What you have to do>
Search the material for the string "cover", then return every line where it is found.

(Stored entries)
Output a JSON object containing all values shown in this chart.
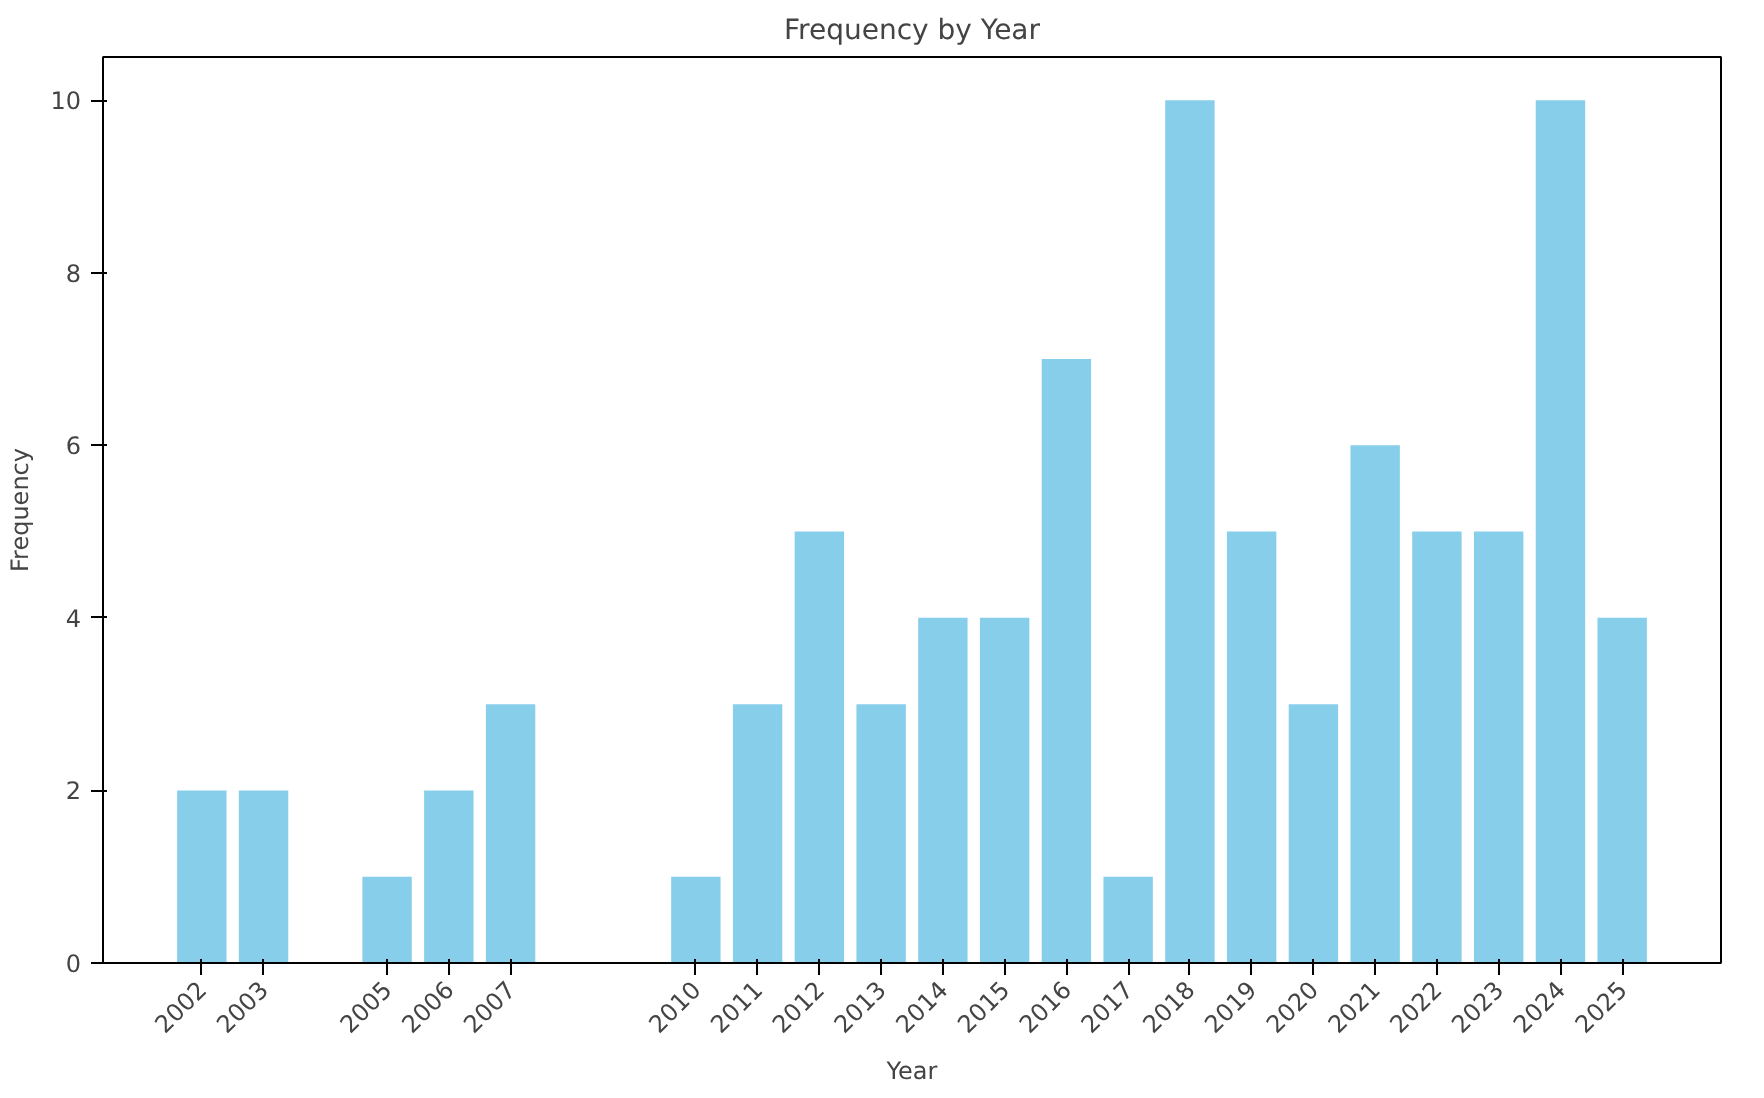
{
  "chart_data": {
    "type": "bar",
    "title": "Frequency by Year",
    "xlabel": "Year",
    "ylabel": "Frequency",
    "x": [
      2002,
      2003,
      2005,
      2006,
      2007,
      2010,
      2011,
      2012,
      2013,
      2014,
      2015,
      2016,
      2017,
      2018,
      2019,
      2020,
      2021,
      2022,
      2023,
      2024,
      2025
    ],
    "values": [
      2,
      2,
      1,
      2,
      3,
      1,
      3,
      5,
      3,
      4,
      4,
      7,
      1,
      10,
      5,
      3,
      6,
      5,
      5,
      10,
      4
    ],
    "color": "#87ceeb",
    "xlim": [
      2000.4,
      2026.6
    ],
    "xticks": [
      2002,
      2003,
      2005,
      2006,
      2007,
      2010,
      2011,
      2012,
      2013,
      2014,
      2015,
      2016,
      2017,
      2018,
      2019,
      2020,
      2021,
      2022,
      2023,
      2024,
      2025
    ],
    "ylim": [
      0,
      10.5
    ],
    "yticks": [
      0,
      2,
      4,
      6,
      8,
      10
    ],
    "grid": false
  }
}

...

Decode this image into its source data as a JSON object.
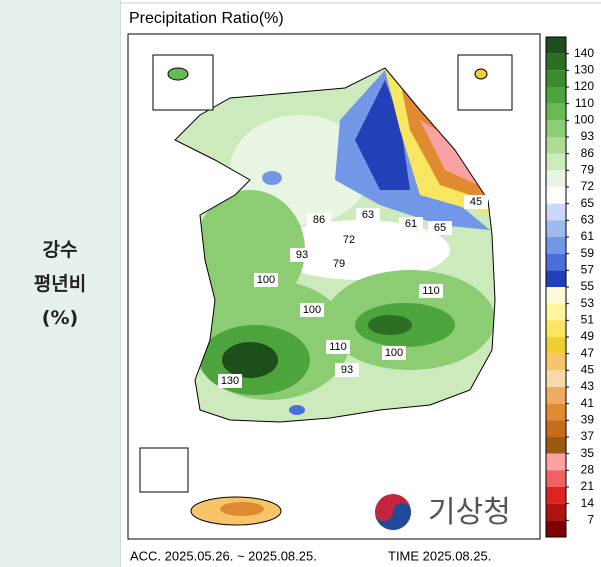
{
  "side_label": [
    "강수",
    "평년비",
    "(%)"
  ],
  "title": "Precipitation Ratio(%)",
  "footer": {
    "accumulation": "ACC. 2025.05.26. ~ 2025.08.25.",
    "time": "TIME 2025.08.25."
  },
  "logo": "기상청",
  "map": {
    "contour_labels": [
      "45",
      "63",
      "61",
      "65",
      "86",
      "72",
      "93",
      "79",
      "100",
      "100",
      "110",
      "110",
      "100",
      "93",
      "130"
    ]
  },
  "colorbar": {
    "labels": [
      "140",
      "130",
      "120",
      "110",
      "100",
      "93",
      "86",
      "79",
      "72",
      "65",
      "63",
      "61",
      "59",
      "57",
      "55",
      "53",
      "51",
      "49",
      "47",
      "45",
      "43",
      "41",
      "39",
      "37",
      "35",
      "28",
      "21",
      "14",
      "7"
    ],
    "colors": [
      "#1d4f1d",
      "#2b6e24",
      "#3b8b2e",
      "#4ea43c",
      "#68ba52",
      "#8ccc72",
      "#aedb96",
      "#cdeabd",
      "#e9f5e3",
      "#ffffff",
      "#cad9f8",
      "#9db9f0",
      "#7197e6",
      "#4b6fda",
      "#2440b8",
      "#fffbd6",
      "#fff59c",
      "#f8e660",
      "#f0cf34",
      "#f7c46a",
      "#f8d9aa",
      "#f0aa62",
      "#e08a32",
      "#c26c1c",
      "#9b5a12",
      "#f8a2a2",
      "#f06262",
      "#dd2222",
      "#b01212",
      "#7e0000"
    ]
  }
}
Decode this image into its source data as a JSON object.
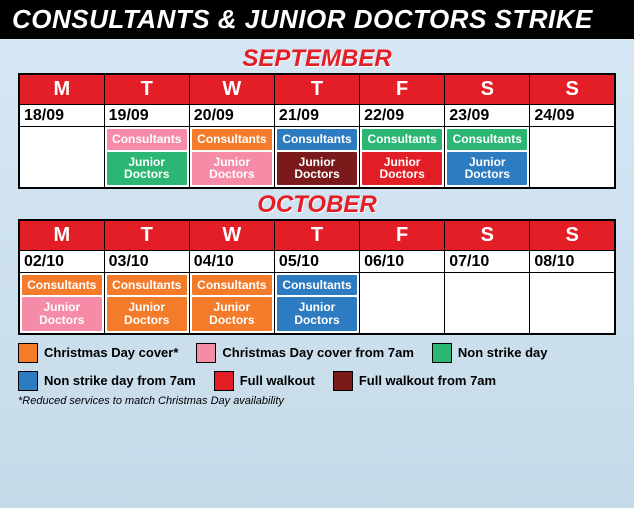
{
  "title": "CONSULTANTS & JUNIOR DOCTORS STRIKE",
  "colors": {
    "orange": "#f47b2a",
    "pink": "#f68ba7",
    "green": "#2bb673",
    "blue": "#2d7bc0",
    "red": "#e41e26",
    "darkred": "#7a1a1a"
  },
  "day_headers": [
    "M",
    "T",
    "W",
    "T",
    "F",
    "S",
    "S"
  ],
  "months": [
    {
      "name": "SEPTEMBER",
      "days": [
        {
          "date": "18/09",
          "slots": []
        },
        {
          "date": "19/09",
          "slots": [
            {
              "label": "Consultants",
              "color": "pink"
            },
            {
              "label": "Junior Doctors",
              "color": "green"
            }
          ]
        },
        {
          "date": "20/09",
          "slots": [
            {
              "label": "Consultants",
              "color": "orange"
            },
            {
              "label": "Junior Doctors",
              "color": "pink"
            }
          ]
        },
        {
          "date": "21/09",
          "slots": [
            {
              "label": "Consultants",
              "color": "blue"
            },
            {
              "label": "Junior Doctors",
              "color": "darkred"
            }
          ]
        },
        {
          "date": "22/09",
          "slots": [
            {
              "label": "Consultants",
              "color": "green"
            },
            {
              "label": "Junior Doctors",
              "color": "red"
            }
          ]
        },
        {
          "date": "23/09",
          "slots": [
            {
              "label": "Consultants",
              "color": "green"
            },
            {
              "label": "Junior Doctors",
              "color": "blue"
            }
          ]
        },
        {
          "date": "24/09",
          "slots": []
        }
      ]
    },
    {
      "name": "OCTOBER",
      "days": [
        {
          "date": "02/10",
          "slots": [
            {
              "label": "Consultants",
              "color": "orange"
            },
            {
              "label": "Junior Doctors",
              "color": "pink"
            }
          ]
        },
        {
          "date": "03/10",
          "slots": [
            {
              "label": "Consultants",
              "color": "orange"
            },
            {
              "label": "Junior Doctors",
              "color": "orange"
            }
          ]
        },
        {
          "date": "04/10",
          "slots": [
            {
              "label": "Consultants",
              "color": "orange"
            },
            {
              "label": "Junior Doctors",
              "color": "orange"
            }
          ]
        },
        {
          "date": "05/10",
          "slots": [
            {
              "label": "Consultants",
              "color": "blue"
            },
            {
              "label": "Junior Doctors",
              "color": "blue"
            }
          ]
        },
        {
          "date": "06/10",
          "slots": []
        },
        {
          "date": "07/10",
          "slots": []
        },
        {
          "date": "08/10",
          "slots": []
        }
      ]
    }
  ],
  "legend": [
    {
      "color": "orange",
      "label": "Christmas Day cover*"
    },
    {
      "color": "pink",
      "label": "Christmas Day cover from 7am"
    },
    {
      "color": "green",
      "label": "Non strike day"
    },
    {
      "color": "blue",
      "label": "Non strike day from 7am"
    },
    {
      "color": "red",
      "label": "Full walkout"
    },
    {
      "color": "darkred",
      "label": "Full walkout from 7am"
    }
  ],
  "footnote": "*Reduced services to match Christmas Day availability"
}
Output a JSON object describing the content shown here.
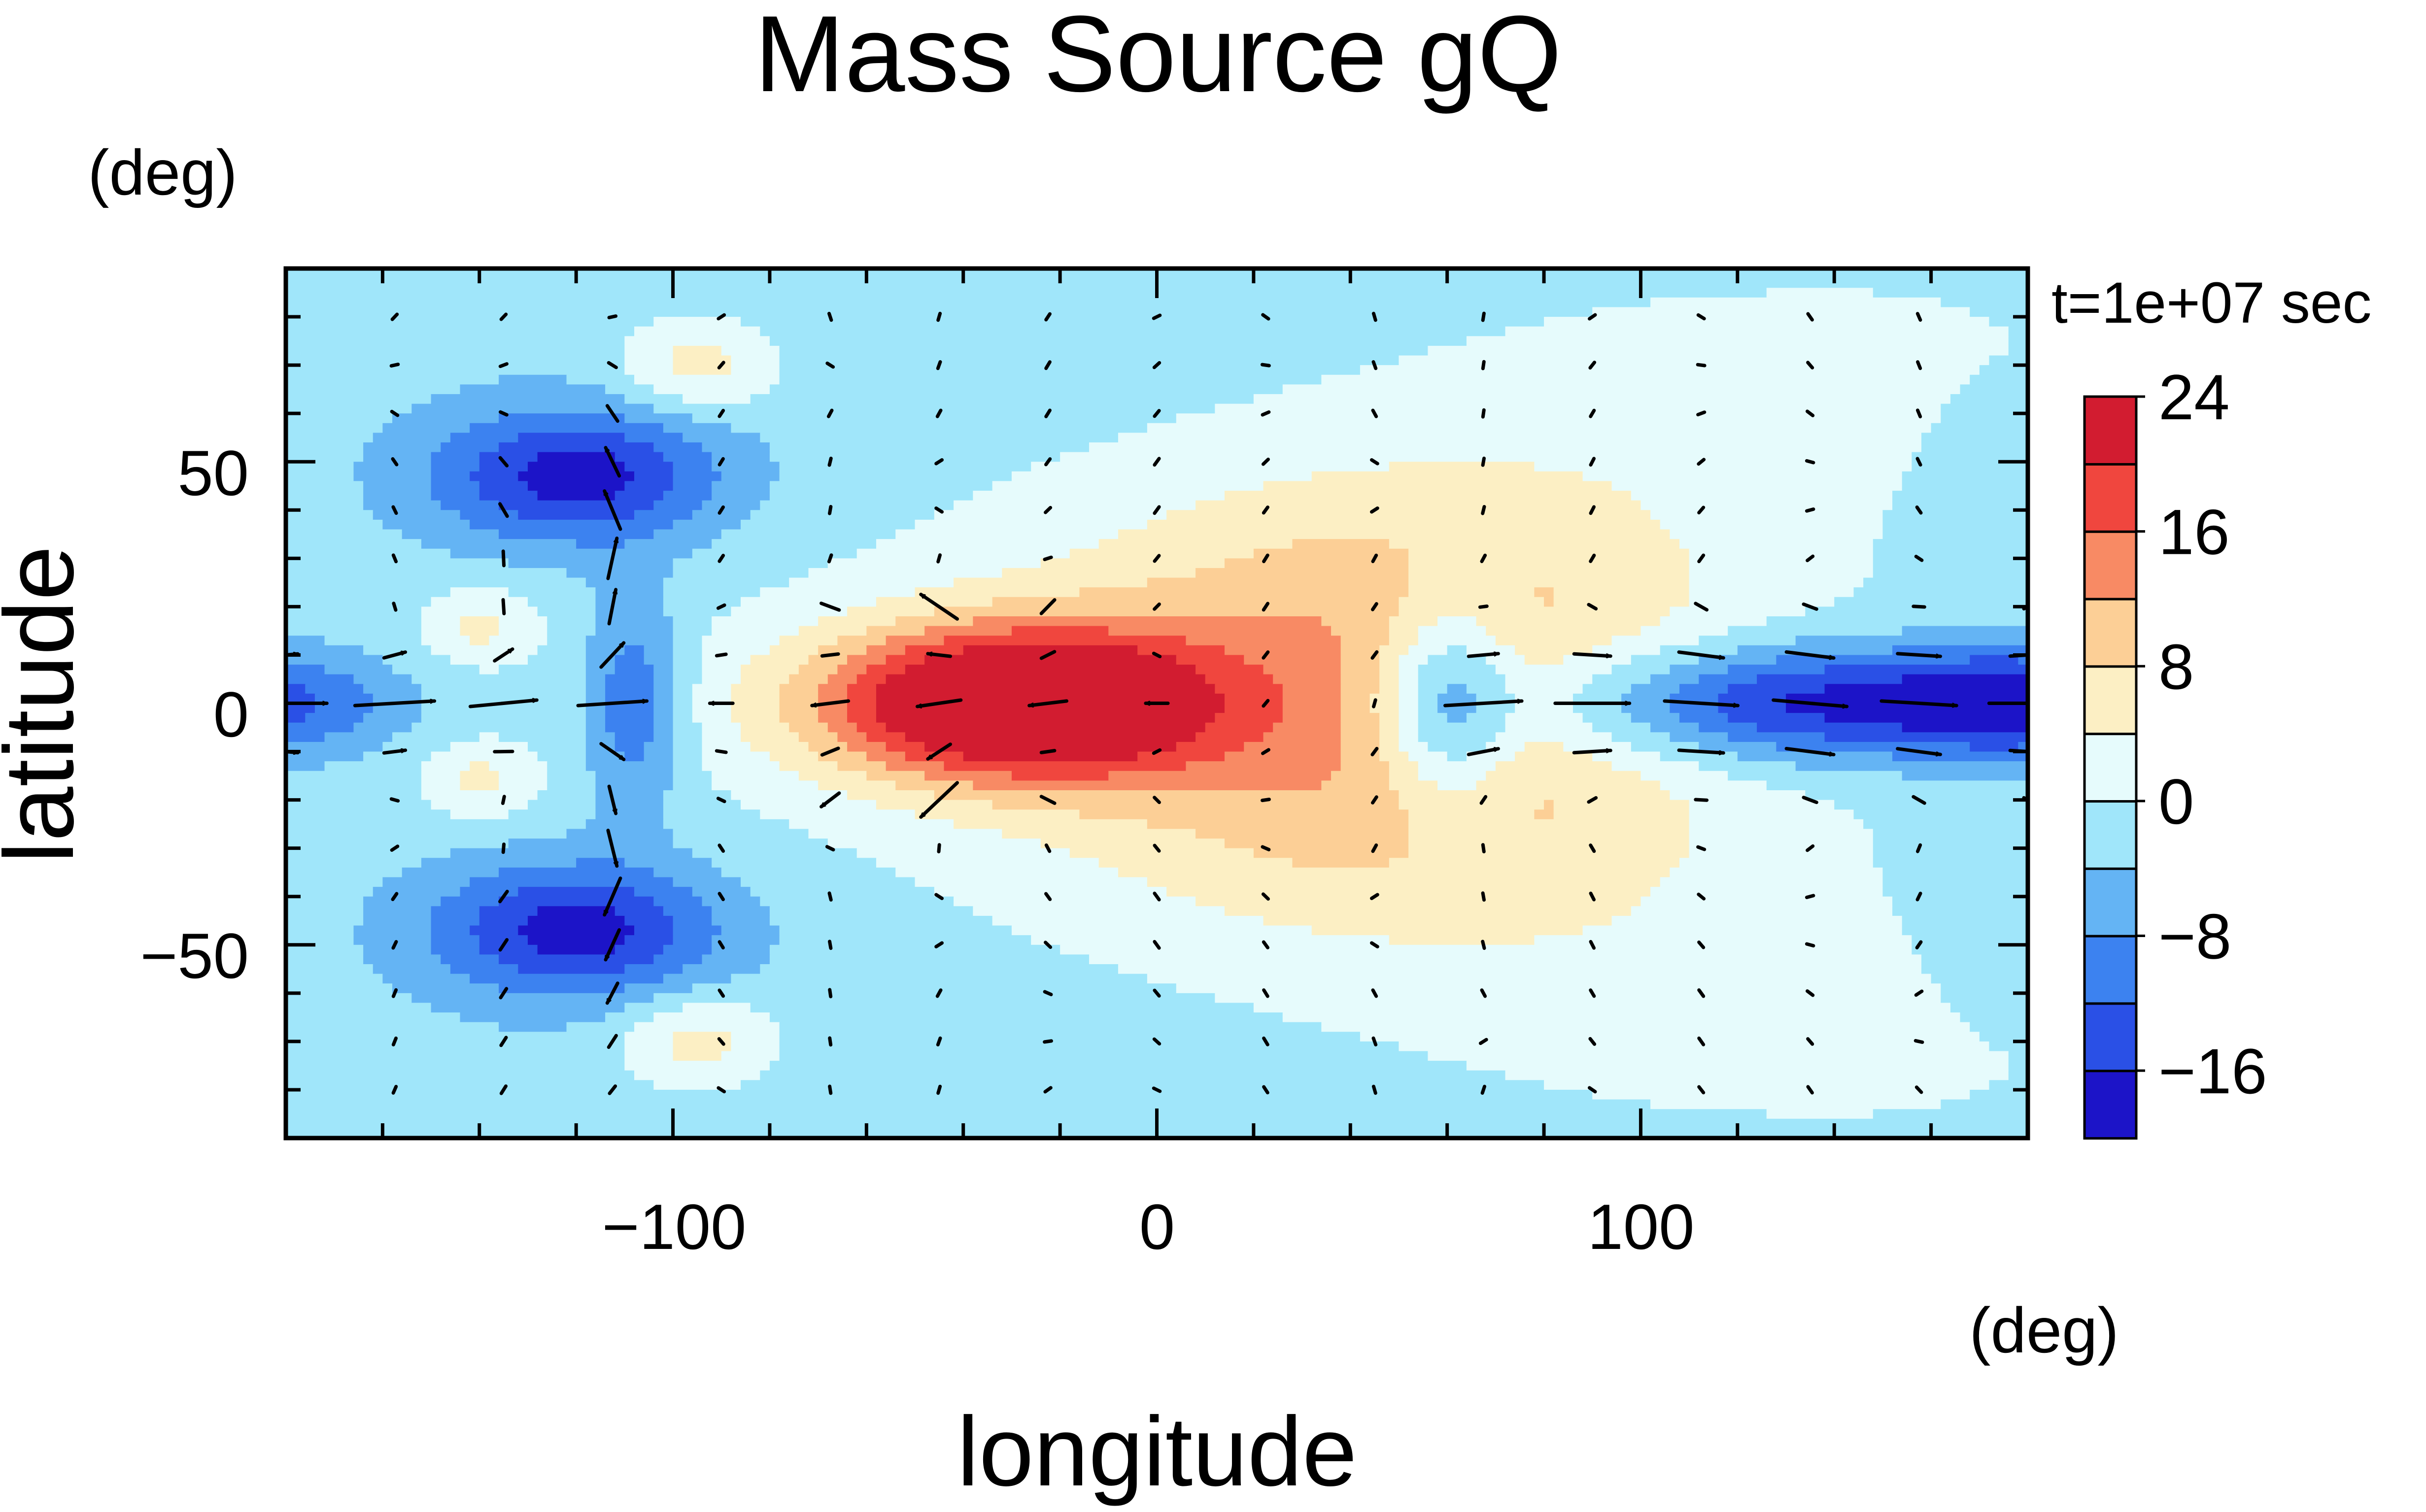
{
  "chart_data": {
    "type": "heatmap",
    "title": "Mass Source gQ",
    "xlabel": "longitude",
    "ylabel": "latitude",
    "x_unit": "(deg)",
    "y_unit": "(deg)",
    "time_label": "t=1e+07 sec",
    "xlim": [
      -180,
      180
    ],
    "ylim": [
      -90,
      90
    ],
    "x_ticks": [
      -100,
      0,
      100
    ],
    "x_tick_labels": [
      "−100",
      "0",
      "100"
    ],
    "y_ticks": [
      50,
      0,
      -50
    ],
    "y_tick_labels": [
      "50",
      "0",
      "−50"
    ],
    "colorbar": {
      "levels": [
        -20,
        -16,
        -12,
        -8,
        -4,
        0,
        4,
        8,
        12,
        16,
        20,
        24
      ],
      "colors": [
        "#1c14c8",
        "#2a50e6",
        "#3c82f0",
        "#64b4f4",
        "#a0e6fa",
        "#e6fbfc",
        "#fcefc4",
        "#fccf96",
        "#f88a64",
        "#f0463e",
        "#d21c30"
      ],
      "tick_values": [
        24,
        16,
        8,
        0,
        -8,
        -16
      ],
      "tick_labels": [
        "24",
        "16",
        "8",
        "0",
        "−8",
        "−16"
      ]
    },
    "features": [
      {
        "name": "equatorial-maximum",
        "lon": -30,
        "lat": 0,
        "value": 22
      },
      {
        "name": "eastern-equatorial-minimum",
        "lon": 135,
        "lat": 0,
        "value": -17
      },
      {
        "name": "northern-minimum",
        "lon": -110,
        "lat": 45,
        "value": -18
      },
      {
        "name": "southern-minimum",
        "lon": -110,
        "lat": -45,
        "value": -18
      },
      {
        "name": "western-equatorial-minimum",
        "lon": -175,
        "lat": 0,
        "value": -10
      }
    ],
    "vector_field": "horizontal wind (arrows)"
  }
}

Task response>
      "label": "Christmas Day cover*"
      "label": "Christmas Day cover from 7am"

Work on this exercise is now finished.